Begin DATA TO PROCESS

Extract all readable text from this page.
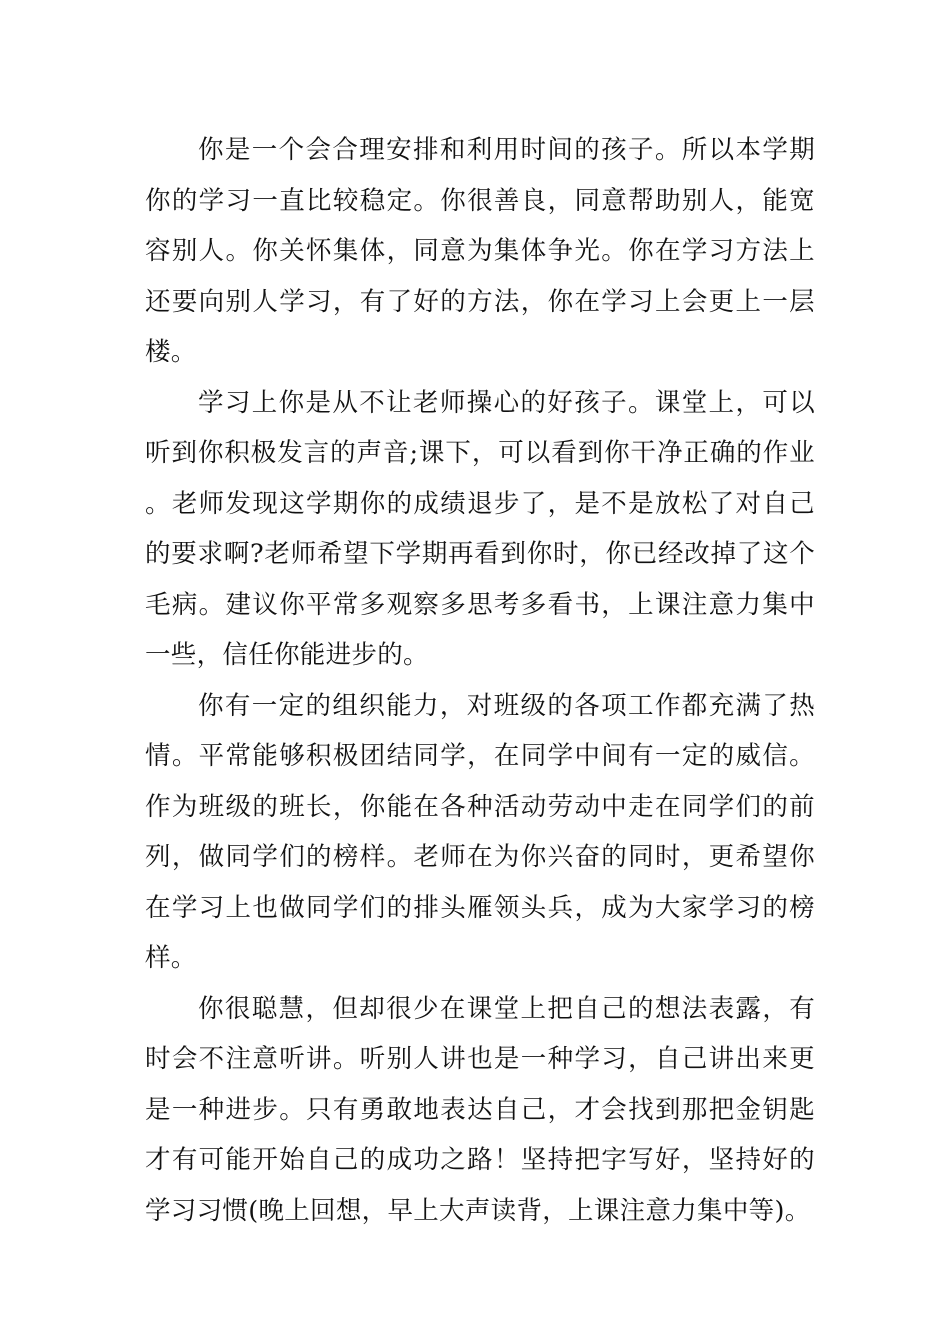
你是一个会合理安排和利用时间的孩子。所以本学期你的学习一直比较稳定。你很善良，同意帮助别人，能宽容别人。你关怀集体，同意为集体争光。你在学习方法上还要向别人学习，有了好的方法，你在学习上会更上一层楼。

学习上你是从不让老师操心的好孩子。课堂上，可以听到你积极发言的声音;课下，可以看到你干净正确的作业。老师发现这学期你的成绩退步了，是不是放松了对自己的要求啊?老师希望下学期再看到你时，你已经改掉了这个毛病。建议你平常多观察多思考多看书，上课注意力集中一些，信任你能进步的。

你有一定的组织能力，对班级的各项工作都充满了热情。平常能够积极团结同学，在同学中间有一定的威信。作为班级的班长，你能在各种活动劳动中走在同学们的前列，做同学们的榜样。老师在为你兴奋的同时，更希望你在学习上也做同学们的排头雁领头兵，成为大家学习的榜样。

你很聪慧，但却很少在课堂上把自己的想法表露，有时会不注意听讲。听别人讲也是一种学习，自己讲出来更是一种进步。只有勇敢地表达自己，才会找到那把金钥匙才有可能开始自己的成功之路！坚持把字写好，坚持好的学习习惯(晚上回想，早上大声读背，上课注意力集中等)。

End DATA TO PROCESS

# REQUIRED WORK
Reproduce all of the material above word for word. Omit the pictures.

# WORKED SOLUTION
Extract all readable text from this page.
你是一个会合理安排和利用时间的孩子。所以本学期你的学习一直比较稳定。你很善良，同意帮助别人，能宽容别人。你关怀集体，同意为集体争光。你在学习方法上还要向别人学习，有了好的方法，你在学习上会更上一层楼。

学习上你是从不让老师操心的好孩子。课堂上，可以听到你积极发言的声音;课下，可以看到你干净正确的作业。老师发现这学期你的成绩退步了，是不是放松了对自己的要求啊?老师希望下学期再看到你时，你已经改掉了这个毛病。建议你平常多观察多思考多看书，上课注意力集中一些，信任你能进步的。

你有一定的组织能力，对班级的各项工作都充满了热情。平常能够积极团结同学，在同学中间有一定的威信。作为班级的班长，你能在各种活动劳动中走在同学们的前列，做同学们的榜样。老师在为你兴奋的同时，更希望你在学习上也做同学们的排头雁领头兵，成为大家学习的榜样。

你很聪慧，但却很少在课堂上把自己的想法表露，有时会不注意听讲。听别人讲也是一种学习，自己讲出来更是一种进步。只有勇敢地表达自己，才会找到那把金钥匙才有可能开始自己的成功之路！坚持把字写好，坚持好的学习习惯(晚上回想，早上大声读背，上课注意力集中等)。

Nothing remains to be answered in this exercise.